— start —
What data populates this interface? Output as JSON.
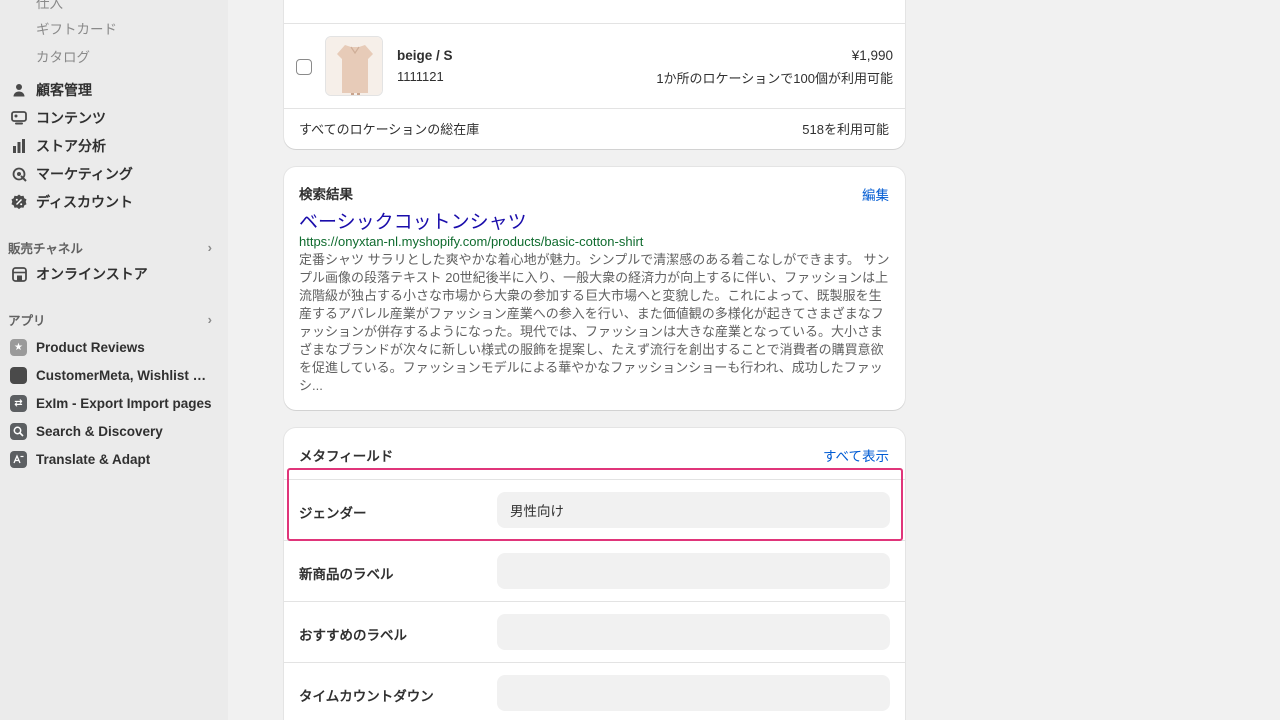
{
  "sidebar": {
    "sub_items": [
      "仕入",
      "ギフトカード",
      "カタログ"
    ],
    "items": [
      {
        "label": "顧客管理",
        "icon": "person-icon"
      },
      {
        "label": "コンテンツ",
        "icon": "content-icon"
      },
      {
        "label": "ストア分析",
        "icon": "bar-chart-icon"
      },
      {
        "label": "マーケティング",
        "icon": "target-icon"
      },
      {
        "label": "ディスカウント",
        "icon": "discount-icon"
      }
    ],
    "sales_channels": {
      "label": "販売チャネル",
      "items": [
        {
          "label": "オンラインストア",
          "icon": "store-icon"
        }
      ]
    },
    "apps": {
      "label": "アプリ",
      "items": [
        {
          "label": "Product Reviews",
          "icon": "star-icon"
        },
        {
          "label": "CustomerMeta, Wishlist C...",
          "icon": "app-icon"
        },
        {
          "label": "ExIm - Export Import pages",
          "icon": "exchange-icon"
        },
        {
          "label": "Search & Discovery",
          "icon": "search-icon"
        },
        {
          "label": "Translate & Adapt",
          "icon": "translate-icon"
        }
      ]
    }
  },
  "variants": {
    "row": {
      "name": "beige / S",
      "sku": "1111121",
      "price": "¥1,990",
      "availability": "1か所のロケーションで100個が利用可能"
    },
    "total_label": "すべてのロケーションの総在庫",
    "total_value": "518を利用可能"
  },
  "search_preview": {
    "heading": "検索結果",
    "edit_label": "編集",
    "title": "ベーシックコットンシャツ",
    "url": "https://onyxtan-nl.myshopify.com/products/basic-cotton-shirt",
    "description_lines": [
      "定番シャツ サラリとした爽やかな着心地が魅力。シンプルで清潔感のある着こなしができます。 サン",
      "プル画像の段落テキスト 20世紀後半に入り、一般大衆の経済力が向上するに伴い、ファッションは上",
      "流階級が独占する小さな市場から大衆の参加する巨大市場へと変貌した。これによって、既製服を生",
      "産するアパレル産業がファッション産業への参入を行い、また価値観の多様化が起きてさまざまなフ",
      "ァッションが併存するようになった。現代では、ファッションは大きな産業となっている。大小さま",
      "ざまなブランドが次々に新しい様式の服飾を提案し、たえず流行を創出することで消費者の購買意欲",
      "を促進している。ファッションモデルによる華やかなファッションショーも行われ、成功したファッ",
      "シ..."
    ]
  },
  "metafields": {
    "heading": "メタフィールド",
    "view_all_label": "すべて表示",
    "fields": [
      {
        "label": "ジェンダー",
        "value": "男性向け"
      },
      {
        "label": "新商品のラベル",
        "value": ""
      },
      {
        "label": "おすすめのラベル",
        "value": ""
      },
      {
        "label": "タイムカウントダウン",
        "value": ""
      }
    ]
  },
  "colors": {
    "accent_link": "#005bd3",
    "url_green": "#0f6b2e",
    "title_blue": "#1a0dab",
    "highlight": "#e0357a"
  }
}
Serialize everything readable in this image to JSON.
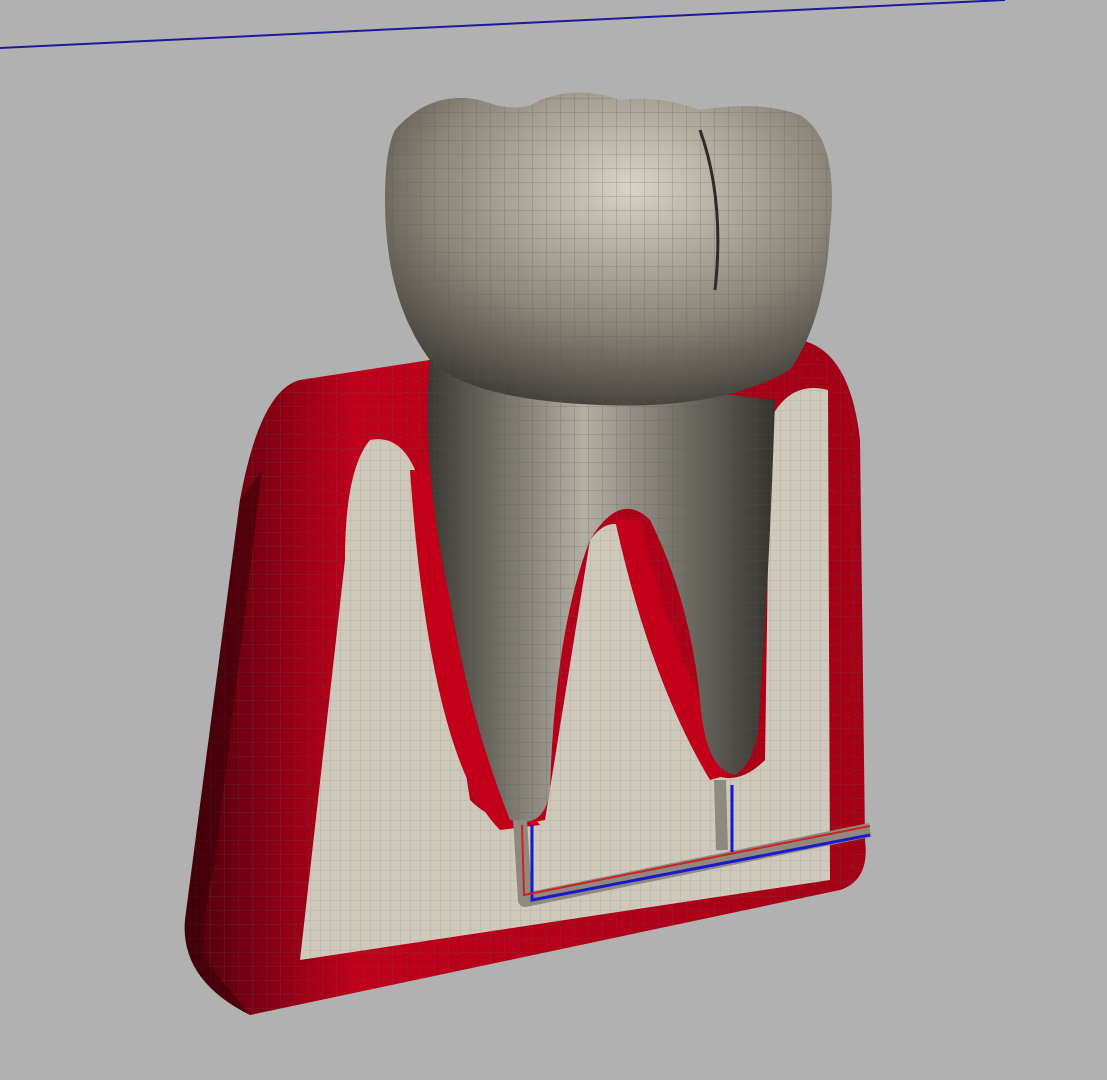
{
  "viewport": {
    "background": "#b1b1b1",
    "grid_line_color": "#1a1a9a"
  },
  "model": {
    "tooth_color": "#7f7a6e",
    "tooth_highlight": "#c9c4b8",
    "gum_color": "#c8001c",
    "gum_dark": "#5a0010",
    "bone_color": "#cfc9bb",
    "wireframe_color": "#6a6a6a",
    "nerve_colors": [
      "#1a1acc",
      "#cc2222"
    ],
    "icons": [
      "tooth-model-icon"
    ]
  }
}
— end —
### REQUIREMENTS
Transcribe exactly the portion of the material above that runs from the line containing "Serialize everything readable" through its last line, omitting all pictures.

### CORRECT ANSWER
Serialize everything readable in this image to JSON.
{
  "viewport": {
    "background": "#b1b1b1",
    "grid_line_color": "#1a1a9a"
  },
  "model": {
    "tooth_color": "#7f7a6e",
    "tooth_highlight": "#c9c4b8",
    "gum_color": "#c8001c",
    "gum_dark": "#5a0010",
    "bone_color": "#cfc9bb",
    "wireframe_color": "#6a6a6a",
    "nerve_colors": [
      "#1a1acc",
      "#cc2222"
    ],
    "icons": [
      "tooth-model-icon"
    ]
  }
}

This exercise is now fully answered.